WORKING DATA.

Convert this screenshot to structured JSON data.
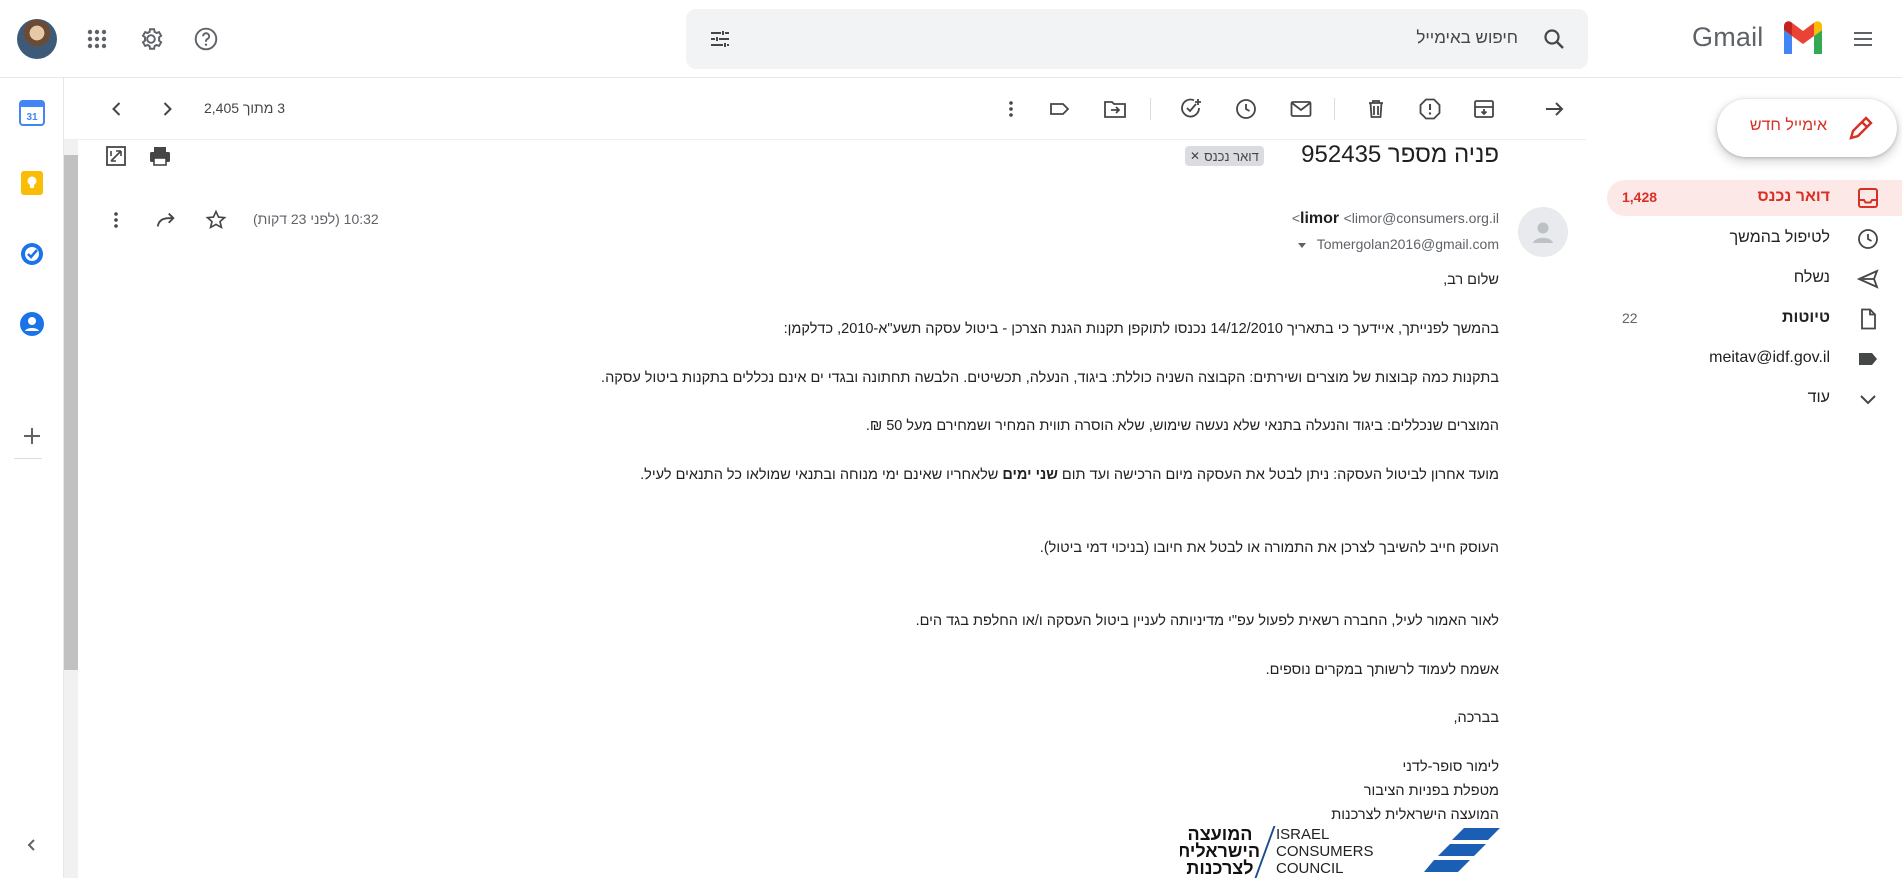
{
  "app": {
    "name": "Gmail"
  },
  "search": {
    "placeholder": "חיפוש באימייל"
  },
  "toolbar": {
    "pager": "3 מתוך 2,405"
  },
  "sidebar": {
    "compose_label": "אימייל חדש",
    "items": [
      {
        "label": "דואר נכנס",
        "count": "1,428",
        "icon": "inbox-icon",
        "active": true
      },
      {
        "label": "לטיפול בהמשך",
        "count": "",
        "icon": "clock-icon"
      },
      {
        "label": "נשלח",
        "count": "",
        "icon": "send-icon"
      },
      {
        "label": "טיוטות",
        "count": "22",
        "icon": "file-icon"
      },
      {
        "label": "meitav@idf.gov.il",
        "count": "",
        "icon": "label-icon"
      },
      {
        "label": "עוד",
        "count": "",
        "icon": "chevron-down-icon"
      }
    ]
  },
  "email": {
    "subject": "פניה מספר 952435",
    "label_chip": "דואר נכנס",
    "sender_name": "limor",
    "sender_email": "<limor@consumers.org.il>",
    "to": "Tomergolan2016@gmail.com",
    "time": "10:32 (לפני 23 דקות)",
    "body": {
      "greeting": "שלום רב,",
      "p1": "בהמשך לפנייתך, איידעך כי בתאריך 14/12/2010 נכנסו לתוקפן תקנות הגנת הצרכן - ביטול עסקה תשע\"א-2010, כדלקמן:",
      "p2": "בתקנות כמה קבוצות של מוצרים ושירתים: הקבוצה השניה כוללת: ביגוד, הנעלה, תכשיטים. הלבשה תחתונה ובגדי ים אינם נכללים בתקנות ביטול עסקה.",
      "p3": "המוצרים שנכללים: ביגוד והנעלה בתנאי שלא נעשה שימוש, שלא הוסרה תווית המחיר ושמחירם מעל 50 ₪.",
      "p4_before": "מועד אחרון לביטול העסקה: ניתן לבטל את העסקה מיום הרכישה ועד תום ",
      "p4_bold": "שני ימים",
      "p4_after": " שלאחריו שאינם ימי מנוחה ובתנאי שמולאו כל התנאים לעיל.",
      "p5": "העוסק חייב להשיבך לצרכן את התמורה או לבטל את חיובו (בניכוי דמי ביטול).",
      "p6": "לאור האמור לעיל, החברה רשאית לפעול עפ\"י מדיניותה לעניין ביטול העסקה ו/או החלפת בגד הים.",
      "p7": "אשמח לעמוד לרשותך במקרים נוספים.",
      "closing": "בברכה,",
      "sig_name": "לימור סופר-לדני",
      "sig_role": "מטפלת בפניות הציבור",
      "sig_org": "המועצה הישראלית לצרכנות"
    },
    "logo": {
      "heb_line1": "המועצה",
      "heb_line2": "הישראלית",
      "heb_line3": "לצרכנות",
      "en_line1": "ISRAEL",
      "en_line2": "CONSUMERS",
      "en_line3": "COUNCIL"
    }
  },
  "colors": {
    "accent_red": "#d93025",
    "inbox_bg": "#fce8e6",
    "search_bg": "#f1f3f4"
  }
}
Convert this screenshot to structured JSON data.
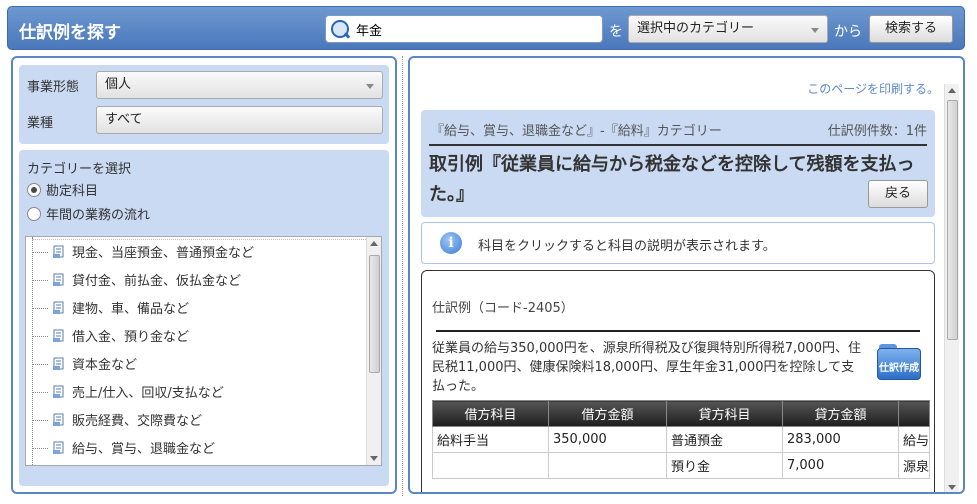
{
  "header": {
    "title": "仕訳例を探す",
    "search_value": "年金",
    "wo_label": "を",
    "category_select": "選択中のカテゴリー",
    "kara_label": "から",
    "search_button": "検索する"
  },
  "left": {
    "business_type_label": "事業形態",
    "business_type_value": "個人",
    "industry_label": "業種",
    "industry_value": "すべて",
    "category_heading": "カテゴリーを選択",
    "radio_options": [
      {
        "label": "勘定科目",
        "selected": true
      },
      {
        "label": "年間の業務の流れ",
        "selected": false
      }
    ],
    "tree_items": [
      "現金、当座預金、普通預金など",
      "貸付金、前払金、仮払金など",
      "建物、車、備品など",
      "借入金、預り金など",
      "資本金など",
      "売上/仕入、回収/支払など",
      "販売経費、交際費など",
      "給与、賞与、退職金など"
    ]
  },
  "right": {
    "print_link": "このページを印刷する。",
    "category_path": "『給与、賞与、退職金など』-『給料』カテゴリー",
    "example_count": "仕訳例件数：1件",
    "transaction_title": "取引例『従業員に給与から税金などを控除して残額を支払った。』",
    "back_button": "戻る",
    "info_message": "科目をクリックすると科目の説明が表示されます。",
    "example_code": "仕訳例（コード-2405）",
    "example_desc": "従業員の給与350,000円を、源泉所得税及び復興特別所得税7,000円、住民税11,000円、健康保険料18,000円、厚生年金31,000円を控除して支払った。",
    "create_icon_label": "仕訳作成",
    "table": {
      "headers": [
        "借方科目",
        "借方金額",
        "貸方科目",
        "貸方金額",
        ""
      ],
      "rows": [
        [
          "給料手当",
          "350,000",
          "普通預金",
          "283,000",
          "給与"
        ],
        [
          "",
          "",
          "預り金",
          "7,000",
          "源泉"
        ]
      ]
    }
  },
  "colors": {
    "header_bg": "#4a78bb",
    "panel_border": "#5b87c5",
    "panel_fill": "#c9daf2",
    "link": "#5b8ad0"
  }
}
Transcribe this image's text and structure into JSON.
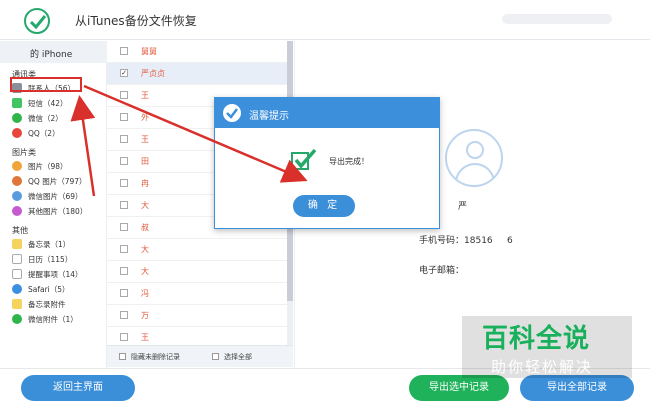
{
  "app": {
    "title": "从iTunes备份文件恢复"
  },
  "sidebar": {
    "device": "的 iPhone",
    "sections": [
      {
        "label": "通讯类",
        "items": [
          {
            "label": "联系人（56）",
            "icon": "contacts-icon"
          },
          {
            "label": "短信（42）",
            "icon": "sms-icon"
          },
          {
            "label": "微信（2）",
            "icon": "wechat-icon"
          },
          {
            "label": "QQ（2）",
            "icon": "qq-icon"
          }
        ]
      },
      {
        "label": "图片类",
        "items": [
          {
            "label": "图片（98）",
            "icon": "photos-icon"
          },
          {
            "label": "QQ 图片（797）",
            "icon": "qq-photos-icon"
          },
          {
            "label": "微信图片（69）",
            "icon": "wechat-photos-icon"
          },
          {
            "label": "其他图片（180）",
            "icon": "other-photos-icon"
          }
        ]
      },
      {
        "label": "其他",
        "items": [
          {
            "label": "备忘录（1）",
            "icon": "notes-icon"
          },
          {
            "label": "日历（115）",
            "icon": "calendar-icon"
          },
          {
            "label": "提醒事项（14）",
            "icon": "reminders-icon"
          },
          {
            "label": "Safari（5）",
            "icon": "safari-icon"
          },
          {
            "label": "备忘录附件",
            "icon": "notes-attach-icon"
          },
          {
            "label": "微信附件（1）",
            "icon": "wechat-attach-icon"
          }
        ]
      }
    ]
  },
  "contacts": [
    {
      "name": "舅舅",
      "checked": false
    },
    {
      "name": "严贞贞",
      "checked": true
    },
    {
      "name": "王",
      "checked": false
    },
    {
      "name": "外",
      "checked": false
    },
    {
      "name": "王",
      "checked": false
    },
    {
      "name": "田",
      "checked": false
    },
    {
      "name": "冉",
      "checked": false
    },
    {
      "name": "大",
      "checked": false
    },
    {
      "name": "叔",
      "checked": false
    },
    {
      "name": "大",
      "checked": false
    },
    {
      "name": "大",
      "checked": false
    },
    {
      "name": "冯",
      "checked": false
    },
    {
      "name": "万",
      "checked": false
    },
    {
      "name": "王",
      "checked": false
    }
  ],
  "list_footer": {
    "hide_deleted": "隐藏未删除记录",
    "select_all": "选择全部"
  },
  "detail": {
    "name": "严",
    "phone_label": "手机号码：",
    "phone_value": "18516     6",
    "email_label": "电子邮箱："
  },
  "footer": {
    "home": "返回主界面",
    "export_selected": "导出选中记录",
    "export_all": "导出全部记录"
  },
  "dialog": {
    "title": "温馨提示",
    "message": "导出完成！",
    "ok": "确 定"
  },
  "watermark": {
    "title": "百科全说",
    "subtitle": "助你轻松解决"
  },
  "colors": {
    "accent": "#3a8fd8",
    "green": "#20b25b",
    "highlight": "#d9302b",
    "contact_text": "#e05a3d"
  }
}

TASK STATEMENT. Select every line of the material above holding the word "true" and copy it.

COMPLETED EXERCISE.
        "active": true
        "selected": true
      "checked": true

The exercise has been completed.